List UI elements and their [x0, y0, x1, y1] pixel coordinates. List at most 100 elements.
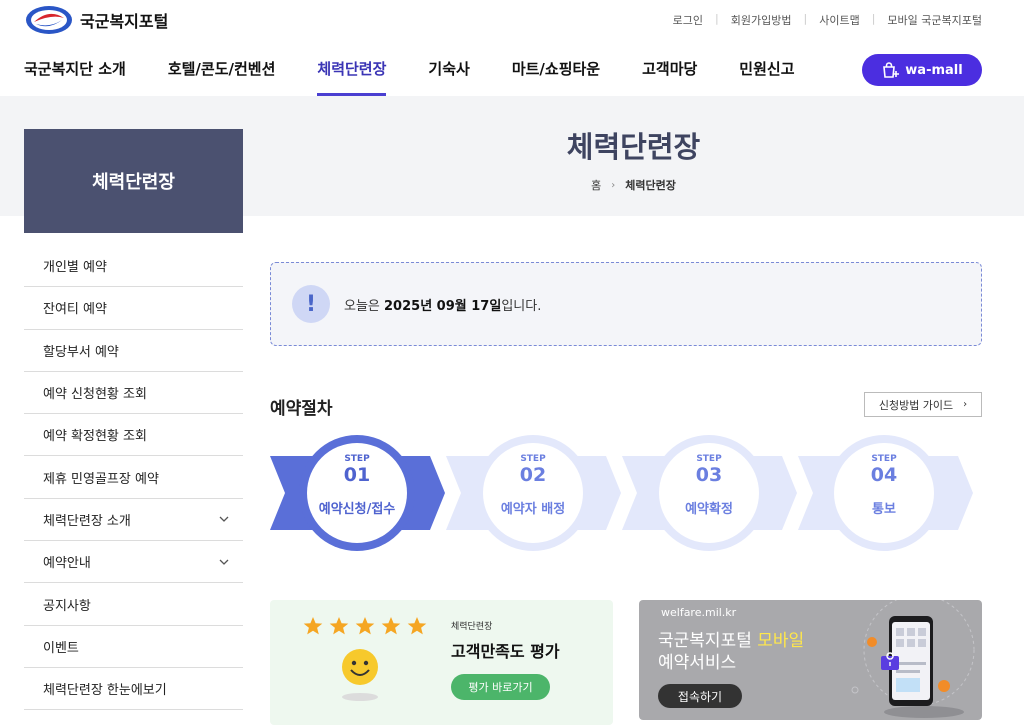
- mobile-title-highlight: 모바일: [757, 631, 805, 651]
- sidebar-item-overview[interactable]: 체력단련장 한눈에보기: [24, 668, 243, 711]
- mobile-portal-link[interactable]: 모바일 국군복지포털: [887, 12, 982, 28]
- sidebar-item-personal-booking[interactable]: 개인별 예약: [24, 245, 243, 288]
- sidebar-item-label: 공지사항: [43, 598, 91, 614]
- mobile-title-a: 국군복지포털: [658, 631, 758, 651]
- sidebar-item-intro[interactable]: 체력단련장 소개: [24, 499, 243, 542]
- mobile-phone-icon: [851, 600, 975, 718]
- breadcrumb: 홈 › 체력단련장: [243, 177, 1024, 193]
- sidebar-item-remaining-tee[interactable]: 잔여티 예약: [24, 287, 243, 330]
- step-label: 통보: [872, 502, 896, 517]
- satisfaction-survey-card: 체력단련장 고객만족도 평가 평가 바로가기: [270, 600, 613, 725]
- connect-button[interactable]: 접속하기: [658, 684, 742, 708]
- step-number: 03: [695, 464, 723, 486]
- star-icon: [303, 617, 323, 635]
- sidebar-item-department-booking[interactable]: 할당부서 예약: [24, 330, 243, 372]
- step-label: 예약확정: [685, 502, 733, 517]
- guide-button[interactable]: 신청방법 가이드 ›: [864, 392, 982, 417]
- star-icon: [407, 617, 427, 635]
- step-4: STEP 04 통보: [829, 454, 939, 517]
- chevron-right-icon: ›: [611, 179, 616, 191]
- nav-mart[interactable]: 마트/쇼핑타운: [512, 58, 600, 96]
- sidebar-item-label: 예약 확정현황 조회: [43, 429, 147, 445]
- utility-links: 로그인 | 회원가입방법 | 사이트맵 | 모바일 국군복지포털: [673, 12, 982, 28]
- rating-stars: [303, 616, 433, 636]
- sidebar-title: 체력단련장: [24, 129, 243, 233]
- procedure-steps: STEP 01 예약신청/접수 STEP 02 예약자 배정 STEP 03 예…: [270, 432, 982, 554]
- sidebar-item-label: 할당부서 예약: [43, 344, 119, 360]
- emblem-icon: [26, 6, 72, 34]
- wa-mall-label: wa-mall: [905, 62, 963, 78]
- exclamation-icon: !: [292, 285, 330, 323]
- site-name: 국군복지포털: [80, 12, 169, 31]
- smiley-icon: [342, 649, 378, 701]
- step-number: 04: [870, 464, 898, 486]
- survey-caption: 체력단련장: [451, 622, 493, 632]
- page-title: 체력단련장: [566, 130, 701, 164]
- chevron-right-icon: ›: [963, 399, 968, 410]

[Obiettivo del compito]: Estragga dall'elenco qui sopra tutte le righe e le riporti identiche, senza alcuna modifica. Escluda le immagini dalla risposta.

[Risposta scritta]:
List UI elements and their [x0, y0, x1, y1] pixel coordinates. List at most 100 elements.
- mobile-title-highlight: 모바일: [757, 631, 805, 651]
- sidebar-item-overview[interactable]: 체력단련장 한눈에보기: [24, 668, 243, 711]
- mobile-portal-link[interactable]: 모바일 국군복지포털: [887, 12, 982, 28]
- sidebar-item-personal-booking[interactable]: 개인별 예약: [24, 245, 243, 288]
- sidebar-item-label: 공지사항: [43, 598, 91, 614]
- mobile-title-a: 국군복지포털: [658, 631, 758, 651]
- sidebar-item-intro[interactable]: 체력단련장 소개: [24, 499, 243, 542]
- mobile-phone-icon: [851, 600, 975, 718]
- breadcrumb: 홈 › 체력단련장: [243, 177, 1024, 193]
- sidebar-item-remaining-tee[interactable]: 잔여티 예약: [24, 287, 243, 330]
- step-label: 통보: [872, 502, 896, 517]
- satisfaction-survey-card: 체력단련장 고객만족도 평가 평가 바로가기: [270, 600, 613, 725]
- connect-button[interactable]: 접속하기: [658, 684, 742, 708]
- step-number: 03: [695, 464, 723, 486]
- star-icon: [303, 617, 323, 635]
- sidebar-item-department-booking[interactable]: 할당부서 예약: [24, 330, 243, 372]
- step-label: 예약확정: [685, 502, 733, 517]
- guide-button[interactable]: 신청방법 가이드 ›: [864, 392, 982, 417]
- star-icon: [407, 617, 427, 635]
- step-4: STEP 04 통보: [829, 454, 939, 517]
- chevron-right-icon: ›: [611, 179, 616, 191]
- nav-mart[interactable]: 마트/쇼핑타운: [512, 58, 600, 96]
- sidebar-item-label: 예약 확정현황 조회: [43, 429, 147, 445]
- utility-links: 로그인 | 회원가입방법 | 사이트맵 | 모바일 국군복지포털: [673, 12, 982, 28]
- rating-stars: [303, 616, 433, 636]
- sidebar-title: 체력단련장: [24, 129, 243, 233]
- procedure-steps: STEP 01 예약신청/접수 STEP 02 예약자 배정 STEP 03 예…: [270, 432, 982, 554]
- sidebar-item-label: 할당부서 예약: [43, 344, 119, 360]
- emblem-icon: [26, 6, 72, 34]
- wa-mall-label: wa-mall: [905, 62, 963, 78]
- exclamation-icon: !: [292, 285, 330, 323]
- site-name: 국군복지포털: [80, 12, 169, 31]
- smiley-icon: [342, 649, 378, 701]
- step-number: 04: [870, 464, 898, 486]
- survey-caption: 체력단련장: [451, 622, 493, 632]
- page-title: 체력단련장: [566, 130, 701, 164]
- chevron-right-icon: ›: [963, 399, 968, 410]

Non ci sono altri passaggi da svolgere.